Exercise task> Below is a block of records; return all of them exactly, but without the images.

Extracted information>
■ ■ ■ ■

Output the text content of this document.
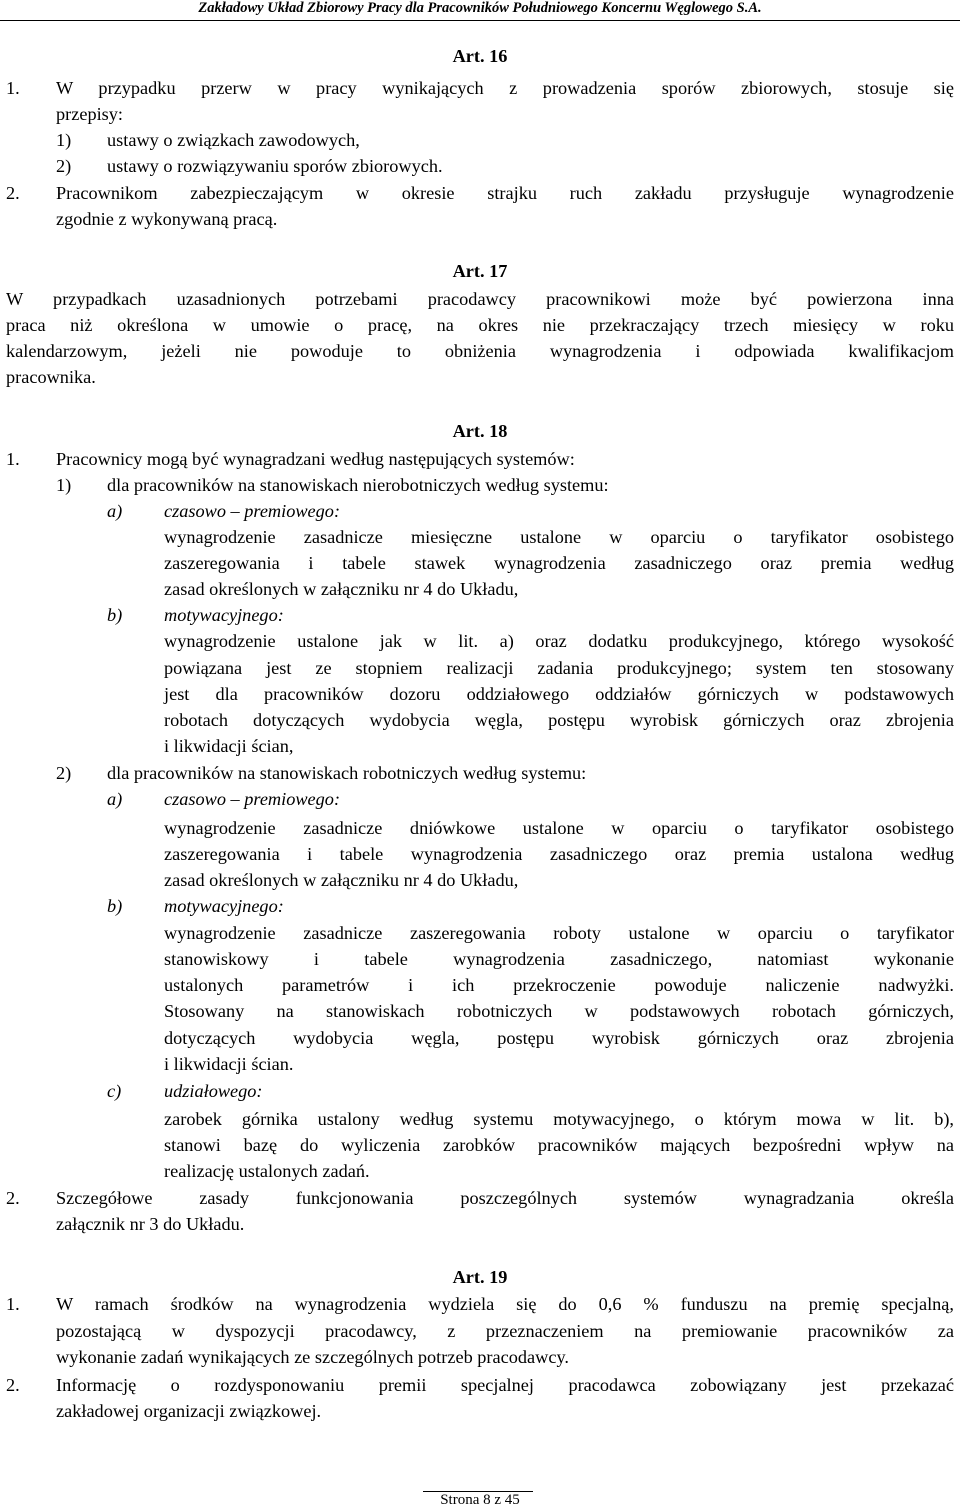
Zakładowy Układ Zbiorowy Pracy dla Pracowników Południowego Koncernu Węglowego S.A.
Art. 16
1. W przypadku przerw w pracy wynikających z prowadzenia sporów zbiorowych, stosuje się
przepisy:
1) ustawy o związkach zawodowych,
2) ustawy o rozwiązywaniu sporów zbiorowych.
2. Pracownikom zabezpieczającym w okresie strajku ruch zakładu przysługuje wynagrodzenie
zgodnie z wykonywaną pracą.
Art. 17
W przypadkach uzasadnionych potrzebami pracodawcy pracownikowi może być powierzona inna
praca niż określona w umowie o pracę, na okres nie przekraczający trzech miesięcy w roku
kalendarzowym, jeżeli nie powoduje to obniżenia wynagrodzenia i odpowiada kwalifikacjom
pracownika.
Art. 18
1. Pracownicy mogą być wynagradzani według następujących systemów:
1) dla pracowników na stanowiskach nierobotniczych według systemu:
a) czasowo – premiowego:
wynagrodzenie zasadnicze miesięczne ustalone w oparciu o taryfikator osobistego
zaszeregowania i tabele stawek wynagrodzenia zasadniczego oraz premia według
zasad określonych w załączniku nr 4 do Układu,
b) motywacyjnego:
wynagrodzenie ustalone jak w lit. a) oraz dodatku produkcyjnego, którego wysokość
powiązana jest ze stopniem realizacji zadania produkcyjnego; system ten stosowany
jest dla pracowników dozoru oddziałowego oddziałów górniczych w podstawowych
robotach dotyczących wydobycia węgla, postępu wyrobisk górniczych oraz zbrojenia
i likwidacji ścian,
2) dla pracowników na stanowiskach robotniczych według systemu:
a) czasowo – premiowego:
wynagrodzenie zasadnicze dniówkowe ustalone w oparciu o taryfikator osobistego
zaszeregowania i tabele wynagrodzenia zasadniczego oraz premia ustalona według
zasad określonych w załączniku nr 4 do Układu,
b) motywacyjnego:
wynagrodzenie zasadnicze zaszeregowania roboty ustalone w oparciu o taryfikator
stanowiskowy i tabele wynagrodzenia zasadniczego, natomiast wykonanie
ustalonych parametrów i ich przekroczenie powoduje naliczenie nadwyżki.
Stosowany na stanowiskach robotniczych w podstawowych robotach górniczych,
dotyczących wydobycia węgla, postępu wyrobisk górniczych oraz zbrojenia
i likwidacji ścian.
c) udziałowego:
zarobek górnika ustalony według systemu motywacyjnego, o którym mowa w lit. b),
stanowi bazę do wyliczenia zarobków pracowników mających bezpośredni wpływ na
realizację ustalonych zadań.
2. Szczegółowe zasady funkcjonowania poszczególnych systemów wynagradzania określa
załącznik nr 3 do Układu.
Art. 19
1. W ramach środków na wynagrodzenia wydziela się do 0,6 % funduszu na premię specjalną,
pozostającą w dyspozycji pracodawcy, z przeznaczeniem na premiowanie pracowników za
wykonanie zadań wynikających ze szczególnych potrzeb pracodawcy.
2. Informację o rozdysponowaniu premii specjalnej pracodawca zobowiązany jest przekazać
zakładowej organizacji związkowej.
Strona 8 z 45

■ ■ ■ ■

Output for this task>
Output the text content of this document.
Zakładowy Układ Zbiorowy Pracy dla Pracowników Południowego Koncernu Węglowego S.A.
Art. 16
1. W przypadku przerw w pracy wynikających z prowadzenia sporów zbiorowych, stosuje się
przepisy:
1) ustawy o związkach zawodowych,
2) ustawy o rozwiązywaniu sporów zbiorowych.
2. Pracownikom zabezpieczającym w okresie strajku ruch zakładu przysługuje wynagrodzenie
zgodnie z wykonywaną pracą.
Art. 17
W przypadkach uzasadnionych potrzebami pracodawcy pracownikowi może być powierzona inna
praca niż określona w umowie o pracę, na okres nie przekraczający trzech miesięcy w roku
kalendarzowym, jeżeli nie powoduje to obniżenia wynagrodzenia i odpowiada kwalifikacjom
pracownika.
Art. 18
1. Pracownicy mogą być wynagradzani według następujących systemów:
1) dla pracowników na stanowiskach nierobotniczych według systemu:
a) czasowo – premiowego:
wynagrodzenie zasadnicze miesięczne ustalone w oparciu o taryfikator osobistego
zaszeregowania i tabele stawek wynagrodzenia zasadniczego oraz premia według
zasad określonych w załączniku nr 4 do Układu,
b) motywacyjnego:
wynagrodzenie ustalone jak w lit. a) oraz dodatku produkcyjnego, którego wysokość
powiązana jest ze stopniem realizacji zadania produkcyjnego; system ten stosowany
jest dla pracowników dozoru oddziałowego oddziałów górniczych w podstawowych
robotach dotyczących wydobycia węgla, postępu wyrobisk górniczych oraz zbrojenia
i likwidacji ścian,
2) dla pracowników na stanowiskach robotniczych według systemu:
a) czasowo – premiowego:
wynagrodzenie zasadnicze dniówkowe ustalone w oparciu o taryfikator osobistego
zaszeregowania i tabele wynagrodzenia zasadniczego oraz premia ustalona według
zasad określonych w załączniku nr 4 do Układu,
b) motywacyjnego:
wynagrodzenie zasadnicze zaszeregowania roboty ustalone w oparciu o taryfikator
stanowiskowy i tabele wynagrodzenia zasadniczego, natomiast wykonanie
ustalonych parametrów i ich przekroczenie powoduje naliczenie nadwyżki.
Stosowany na stanowiskach robotniczych w podstawowych robotach górniczych,
dotyczących wydobycia węgla, postępu wyrobisk górniczych oraz zbrojenia
i likwidacji ścian.
c) udziałowego:
zarobek górnika ustalony według systemu motywacyjnego, o którym mowa w lit. b),
stanowi bazę do wyliczenia zarobków pracowników mających bezpośredni wpływ na
realizację ustalonych zadań.
2. Szczegółowe zasady funkcjonowania poszczególnych systemów wynagradzania określa
załącznik nr 3 do Układu.
Art. 19
1. W ramach środków na wynagrodzenia wydziela się do 0,6 % funduszu na premię specjalną,
pozostającą w dyspozycji pracodawcy, z przeznaczeniem na premiowanie pracowników za
wykonanie zadań wynikających ze szczególnych potrzeb pracodawcy.
2. Informację o rozdysponowaniu premii specjalnej pracodawca zobowiązany jest przekazać
zakładowej organizacji związkowej.
Strona 8 z 45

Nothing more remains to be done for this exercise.